◆ **Job 1**
In the Apache data projects post, list every Hadoop cluster task that Ambari is said to make dead simple.
◆ **Job 2**
According to the Apache data projects post, how many separate data-related projects were found at Apache?

◆ **Excerpt to read**
┄┄┄┄┄┄┄┄┄┄
Looking At The 37 Apache Data Projects

I’m spending time investing in my data, as well as my database API research. I’ll have guides, with accompanying stories coming out over the next couple weeks, but I want to take a moment to publish some of the raw research that I think paints an interesting picture about where things are headed.

When studying what is going on with data and APIs you can’t do any search without stumbling across an Apache project doing something or other with data. I found 37 separate projects at Apache that were data related, and wanted to publish as a single list I could learn from.

  • Airvata** - Apache Airavata is a micro-service architecture based software framework for executing and managing computational jobs and workflows on distributed computing resources including local clusters, supercomputers, national grids, academic and commercial clouds. Airavata is dominantly used to build Web-based science gateways and assist to compose, manage, execute, and monitor large scale applications (wrapped as Web services) and workflows composed of these services.
  • Ambari - Apache Ambari makes Hadoop cluster provisioning, managing, and monitoring dead simple.
┄┄┄┄┄┄┄┄┄┄
◆ **Excerpted records**
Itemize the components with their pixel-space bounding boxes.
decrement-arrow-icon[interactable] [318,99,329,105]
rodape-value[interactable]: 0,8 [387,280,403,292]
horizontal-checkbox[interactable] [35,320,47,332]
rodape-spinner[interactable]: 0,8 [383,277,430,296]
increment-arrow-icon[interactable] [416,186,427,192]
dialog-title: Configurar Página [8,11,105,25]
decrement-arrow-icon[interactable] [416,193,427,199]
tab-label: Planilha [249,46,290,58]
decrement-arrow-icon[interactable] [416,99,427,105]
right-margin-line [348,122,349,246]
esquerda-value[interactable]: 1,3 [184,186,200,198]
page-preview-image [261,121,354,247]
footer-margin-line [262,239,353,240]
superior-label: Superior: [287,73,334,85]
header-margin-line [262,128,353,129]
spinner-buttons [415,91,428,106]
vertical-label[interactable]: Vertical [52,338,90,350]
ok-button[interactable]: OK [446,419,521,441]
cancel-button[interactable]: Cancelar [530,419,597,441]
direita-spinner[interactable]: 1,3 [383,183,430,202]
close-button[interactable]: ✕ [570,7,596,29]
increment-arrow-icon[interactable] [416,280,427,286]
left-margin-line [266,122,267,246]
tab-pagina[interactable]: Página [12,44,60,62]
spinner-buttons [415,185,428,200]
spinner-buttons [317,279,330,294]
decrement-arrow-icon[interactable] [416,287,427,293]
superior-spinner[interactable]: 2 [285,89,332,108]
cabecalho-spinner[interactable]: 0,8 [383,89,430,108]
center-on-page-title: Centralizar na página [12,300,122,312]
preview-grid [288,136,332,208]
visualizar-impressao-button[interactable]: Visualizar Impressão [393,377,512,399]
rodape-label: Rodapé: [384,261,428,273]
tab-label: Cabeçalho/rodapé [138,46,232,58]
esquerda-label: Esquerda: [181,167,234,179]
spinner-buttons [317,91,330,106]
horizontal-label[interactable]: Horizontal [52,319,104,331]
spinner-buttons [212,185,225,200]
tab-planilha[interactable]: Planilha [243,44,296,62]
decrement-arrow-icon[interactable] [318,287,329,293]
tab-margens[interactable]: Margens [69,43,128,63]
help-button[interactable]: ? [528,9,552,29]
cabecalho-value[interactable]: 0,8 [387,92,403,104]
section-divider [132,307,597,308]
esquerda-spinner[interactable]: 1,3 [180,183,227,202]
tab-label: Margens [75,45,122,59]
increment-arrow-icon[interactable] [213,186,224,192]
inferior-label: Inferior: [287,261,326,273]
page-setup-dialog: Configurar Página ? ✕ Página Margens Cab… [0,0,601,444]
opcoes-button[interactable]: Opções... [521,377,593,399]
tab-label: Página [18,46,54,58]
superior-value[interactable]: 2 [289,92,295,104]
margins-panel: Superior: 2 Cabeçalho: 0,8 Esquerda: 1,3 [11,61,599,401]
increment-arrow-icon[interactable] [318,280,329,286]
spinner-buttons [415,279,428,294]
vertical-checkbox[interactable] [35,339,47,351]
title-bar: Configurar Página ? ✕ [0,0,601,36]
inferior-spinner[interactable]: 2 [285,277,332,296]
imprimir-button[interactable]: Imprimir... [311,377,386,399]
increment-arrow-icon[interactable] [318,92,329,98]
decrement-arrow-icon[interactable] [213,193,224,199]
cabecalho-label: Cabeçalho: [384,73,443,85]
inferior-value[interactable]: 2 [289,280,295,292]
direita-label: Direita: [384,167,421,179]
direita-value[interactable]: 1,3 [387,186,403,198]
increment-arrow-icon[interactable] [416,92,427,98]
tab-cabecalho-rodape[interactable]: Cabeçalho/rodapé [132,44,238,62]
┄┄┄┄┄┄┄┄┄┄
◆ **Written reply 1**
Provisioning, managing, and monitoring.

◆ **Written reply 2**
37 separate projects.